What the task asks
Are you able to quote each entry exactly as written?

(Data extracted from a collection)
* BEGIN *
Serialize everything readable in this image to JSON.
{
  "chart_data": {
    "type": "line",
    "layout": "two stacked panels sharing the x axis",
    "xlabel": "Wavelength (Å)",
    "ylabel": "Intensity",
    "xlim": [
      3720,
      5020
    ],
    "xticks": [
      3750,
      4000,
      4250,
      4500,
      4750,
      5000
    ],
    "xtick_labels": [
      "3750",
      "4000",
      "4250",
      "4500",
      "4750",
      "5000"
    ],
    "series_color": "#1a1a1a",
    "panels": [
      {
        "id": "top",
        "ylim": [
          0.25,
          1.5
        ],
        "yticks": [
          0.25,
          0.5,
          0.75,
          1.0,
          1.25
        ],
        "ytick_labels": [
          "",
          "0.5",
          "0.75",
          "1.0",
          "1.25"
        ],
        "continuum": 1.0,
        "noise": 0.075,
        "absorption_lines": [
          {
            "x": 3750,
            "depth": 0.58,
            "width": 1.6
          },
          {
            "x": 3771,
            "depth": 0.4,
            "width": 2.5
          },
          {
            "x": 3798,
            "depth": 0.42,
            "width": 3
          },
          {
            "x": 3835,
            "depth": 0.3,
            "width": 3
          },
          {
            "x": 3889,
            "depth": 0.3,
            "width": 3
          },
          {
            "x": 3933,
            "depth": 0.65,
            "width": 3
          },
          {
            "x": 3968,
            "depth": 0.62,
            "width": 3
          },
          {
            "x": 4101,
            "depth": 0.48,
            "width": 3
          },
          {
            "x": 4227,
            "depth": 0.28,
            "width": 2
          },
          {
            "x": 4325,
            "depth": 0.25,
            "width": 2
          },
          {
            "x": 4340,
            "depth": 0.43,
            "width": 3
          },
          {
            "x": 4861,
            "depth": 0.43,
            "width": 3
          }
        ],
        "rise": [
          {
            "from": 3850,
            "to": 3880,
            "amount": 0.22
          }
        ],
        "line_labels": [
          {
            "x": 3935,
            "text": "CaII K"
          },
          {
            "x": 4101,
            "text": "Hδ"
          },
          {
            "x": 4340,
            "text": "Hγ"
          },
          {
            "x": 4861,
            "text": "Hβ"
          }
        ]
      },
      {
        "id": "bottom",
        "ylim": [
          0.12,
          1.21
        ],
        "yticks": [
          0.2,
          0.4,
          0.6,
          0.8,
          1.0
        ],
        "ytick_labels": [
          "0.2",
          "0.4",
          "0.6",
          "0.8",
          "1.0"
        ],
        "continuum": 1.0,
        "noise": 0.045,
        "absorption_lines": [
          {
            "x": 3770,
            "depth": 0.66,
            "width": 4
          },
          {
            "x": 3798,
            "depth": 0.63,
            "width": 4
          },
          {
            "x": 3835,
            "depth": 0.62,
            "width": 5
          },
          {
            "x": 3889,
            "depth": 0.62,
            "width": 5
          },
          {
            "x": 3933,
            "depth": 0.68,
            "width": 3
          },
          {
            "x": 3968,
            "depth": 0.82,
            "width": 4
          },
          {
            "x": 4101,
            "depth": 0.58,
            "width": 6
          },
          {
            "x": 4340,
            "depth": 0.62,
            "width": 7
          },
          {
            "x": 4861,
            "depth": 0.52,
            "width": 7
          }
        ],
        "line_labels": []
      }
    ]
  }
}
* END *
Response
Serialize everything readable in this image to JSON.
{
  "chart_data": {
    "type": "line",
    "layout": "two stacked panels sharing the x axis",
    "xlabel": "Wavelength (Å)",
    "ylabel": "Intensity",
    "xlim": [
      3720,
      5020
    ],
    "xticks": [
      3750,
      4000,
      4250,
      4500,
      4750,
      5000
    ],
    "xtick_labels": [
      "3750",
      "4000",
      "4250",
      "4500",
      "4750",
      "5000"
    ],
    "series_color": "#1a1a1a",
    "panels": [
      {
        "id": "top",
        "ylim": [
          0.25,
          1.5
        ],
        "yticks": [
          0.25,
          0.5,
          0.75,
          1.0,
          1.25
        ],
        "ytick_labels": [
          "",
          "0.5",
          "0.75",
          "1.0",
          "1.25"
        ],
        "continuum": 1.0,
        "noise": 0.075,
        "absorption_lines": [
          {
            "x": 3750,
            "depth": 0.58,
            "width": 1.6
          },
          {
            "x": 3771,
            "depth": 0.4,
            "width": 2.5
          },
          {
            "x": 3798,
            "depth": 0.42,
            "width": 3
          },
          {
            "x": 3835,
            "depth": 0.3,
            "width": 3
          },
          {
            "x": 3889,
            "depth": 0.3,
            "width": 3
          },
          {
            "x": 3933,
            "depth": 0.65,
            "width": 3
          },
          {
            "x": 3968,
            "depth": 0.62,
            "width": 3
          },
          {
            "x": 4101,
            "depth": 0.48,
            "width": 3
          },
          {
            "x": 4227,
            "depth": 0.28,
            "width": 2
          },
          {
            "x": 4325,
            "depth": 0.25,
            "width": 2
          },
          {
            "x": 4340,
            "depth": 0.43,
            "width": 3
          },
          {
            "x": 4861,
            "depth": 0.43,
            "width": 3
          }
        ],
        "rise": [
          {
            "from": 3850,
            "to": 3880,
            "amount": 0.22
          }
        ],
        "line_labels": [
          {
            "x": 3935,
            "text": "CaII K"
          },
          {
            "x": 4101,
            "text": "Hδ"
          },
          {
            "x": 4340,
            "text": "Hγ"
          },
          {
            "x": 4861,
            "text": "Hβ"
          }
        ]
      },
      {
        "id": "bottom",
        "ylim": [
          0.12,
          1.21
        ],
        "yticks": [
          0.2,
          0.4,
          0.6,
          0.8,
          1.0
        ],
        "ytick_labels": [
          "0.2",
          "0.4",
          "0.6",
          "0.8",
          "1.0"
        ],
        "continuum": 1.0,
        "noise": 0.045,
        "absorption_lines": [
          {
            "x": 3770,
            "depth": 0.66,
            "width": 4
          },
          {
            "x": 3798,
            "depth": 0.63,
            "width": 4
          },
          {
            "x": 3835,
            "depth": 0.62,
            "width": 5
          },
          {
            "x": 3889,
            "depth": 0.62,
            "width": 5
          },
          {
            "x": 3933,
            "depth": 0.68,
            "width": 3
          },
          {
            "x": 3968,
            "depth": 0.82,
            "width": 4
          },
          {
            "x": 4101,
            "depth": 0.58,
            "width": 6
          },
          {
            "x": 4340,
            "depth": 0.62,
            "width": 7
          },
          {
            "x": 4861,
            "depth": 0.52,
            "width": 7
          }
        ],
        "line_labels": []
      }
    ]
  }
}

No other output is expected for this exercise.